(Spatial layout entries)

_ _ _ _ _ _ _

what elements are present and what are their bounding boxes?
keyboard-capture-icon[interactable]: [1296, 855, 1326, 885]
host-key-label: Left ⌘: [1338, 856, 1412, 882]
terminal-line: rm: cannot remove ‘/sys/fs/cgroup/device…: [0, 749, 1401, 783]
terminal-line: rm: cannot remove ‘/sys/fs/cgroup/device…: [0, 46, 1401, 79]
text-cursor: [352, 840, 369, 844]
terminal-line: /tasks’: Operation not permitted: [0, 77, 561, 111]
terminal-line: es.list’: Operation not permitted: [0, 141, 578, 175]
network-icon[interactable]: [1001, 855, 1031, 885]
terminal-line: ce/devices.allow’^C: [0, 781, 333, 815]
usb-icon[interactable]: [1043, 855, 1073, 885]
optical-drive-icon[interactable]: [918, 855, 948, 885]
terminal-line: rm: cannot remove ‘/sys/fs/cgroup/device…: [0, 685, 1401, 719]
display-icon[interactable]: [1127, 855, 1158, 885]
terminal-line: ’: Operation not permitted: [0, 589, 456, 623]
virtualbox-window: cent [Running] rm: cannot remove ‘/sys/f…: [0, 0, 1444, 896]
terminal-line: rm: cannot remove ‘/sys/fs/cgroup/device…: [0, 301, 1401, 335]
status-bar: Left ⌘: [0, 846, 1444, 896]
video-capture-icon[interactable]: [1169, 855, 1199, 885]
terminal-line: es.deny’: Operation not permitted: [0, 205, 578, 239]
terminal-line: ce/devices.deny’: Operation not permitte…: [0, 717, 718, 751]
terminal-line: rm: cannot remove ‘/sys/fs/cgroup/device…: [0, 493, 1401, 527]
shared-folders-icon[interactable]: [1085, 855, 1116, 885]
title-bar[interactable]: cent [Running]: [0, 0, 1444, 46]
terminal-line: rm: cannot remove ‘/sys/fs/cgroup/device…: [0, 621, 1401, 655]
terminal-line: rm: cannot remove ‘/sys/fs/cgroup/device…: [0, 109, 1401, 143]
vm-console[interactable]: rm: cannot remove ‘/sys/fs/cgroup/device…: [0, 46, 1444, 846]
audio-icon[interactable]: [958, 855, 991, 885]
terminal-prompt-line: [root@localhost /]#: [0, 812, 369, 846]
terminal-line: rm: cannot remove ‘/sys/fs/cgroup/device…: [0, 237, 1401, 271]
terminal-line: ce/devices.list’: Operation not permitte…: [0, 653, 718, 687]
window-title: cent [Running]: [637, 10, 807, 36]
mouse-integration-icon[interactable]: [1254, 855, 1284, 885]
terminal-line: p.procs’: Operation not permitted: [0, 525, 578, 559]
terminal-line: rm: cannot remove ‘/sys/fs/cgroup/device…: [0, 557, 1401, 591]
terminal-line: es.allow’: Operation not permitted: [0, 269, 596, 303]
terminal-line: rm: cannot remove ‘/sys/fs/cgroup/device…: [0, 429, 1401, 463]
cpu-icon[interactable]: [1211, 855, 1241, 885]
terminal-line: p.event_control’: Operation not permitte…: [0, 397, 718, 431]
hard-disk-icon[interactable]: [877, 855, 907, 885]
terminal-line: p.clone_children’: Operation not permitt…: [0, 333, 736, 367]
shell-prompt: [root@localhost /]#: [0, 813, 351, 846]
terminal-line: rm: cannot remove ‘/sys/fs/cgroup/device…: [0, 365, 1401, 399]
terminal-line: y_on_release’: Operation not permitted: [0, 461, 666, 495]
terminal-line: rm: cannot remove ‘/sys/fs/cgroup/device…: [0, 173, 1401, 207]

_ _ _ _ _ _ _

▸ **SHORT TASK**
Retype the stretch of the records from the very beginning through the line containing "terminal-line: p.procs’: Operation", with both ends included.

▸ **TASK OUTPUT**
what elements are present and what are their bounding boxes?
keyboard-capture-icon[interactable]: [1296, 855, 1326, 885]
host-key-label: Left ⌘: [1338, 856, 1412, 882]
terminal-line: rm: cannot remove ‘/sys/fs/cgroup/device…: [0, 749, 1401, 783]
terminal-line: rm: cannot remove ‘/sys/fs/cgroup/device…: [0, 46, 1401, 79]
text-cursor: [352, 840, 369, 844]
terminal-line: /tasks’: Operation not permitted: [0, 77, 561, 111]
terminal-line: es.list’: Operation not permitted: [0, 141, 578, 175]
network-icon[interactable]: [1001, 855, 1031, 885]
terminal-line: ce/devices.allow’^C: [0, 781, 333, 815]
usb-icon[interactable]: [1043, 855, 1073, 885]
optical-drive-icon[interactable]: [918, 855, 948, 885]
terminal-line: rm: cannot remove ‘/sys/fs/cgroup/device…: [0, 685, 1401, 719]
display-icon[interactable]: [1127, 855, 1158, 885]
terminal-line: ’: Operation not permitted: [0, 589, 456, 623]
virtualbox-window: cent [Running] rm: cannot remove ‘/sys/f…: [0, 0, 1444, 896]
terminal-line: rm: cannot remove ‘/sys/fs/cgroup/device…: [0, 301, 1401, 335]
status-bar: Left ⌘: [0, 846, 1444, 896]
video-capture-icon[interactable]: [1169, 855, 1199, 885]
terminal-line: es.deny’: Operation not permitted: [0, 205, 578, 239]
terminal-line: ce/devices.deny’: Operation not permitte…: [0, 717, 718, 751]
terminal-line: rm: cannot remove ‘/sys/fs/cgroup/device…: [0, 493, 1401, 527]
shared-folders-icon[interactable]: [1085, 855, 1116, 885]
title-bar[interactable]: cent [Running]: [0, 0, 1444, 46]
terminal-line: rm: cannot remove ‘/sys/fs/cgroup/device…: [0, 621, 1401, 655]
terminal-line: rm: cannot remove ‘/sys/fs/cgroup/device…: [0, 109, 1401, 143]
vm-console[interactable]: rm: cannot remove ‘/sys/fs/cgroup/device…: [0, 46, 1444, 846]
audio-icon[interactable]: [958, 855, 991, 885]
terminal-prompt-line: [root@localhost /]#: [0, 812, 369, 846]
terminal-line: rm: cannot remove ‘/sys/fs/cgroup/device…: [0, 237, 1401, 271]
terminal-line: ce/devices.list’: Operation not permitte…: [0, 653, 718, 687]
window-title: cent [Running]: [637, 10, 807, 36]
mouse-integration-icon[interactable]: [1254, 855, 1284, 885]
terminal-line: p.procs’: Operation not permitted: [0, 525, 578, 559]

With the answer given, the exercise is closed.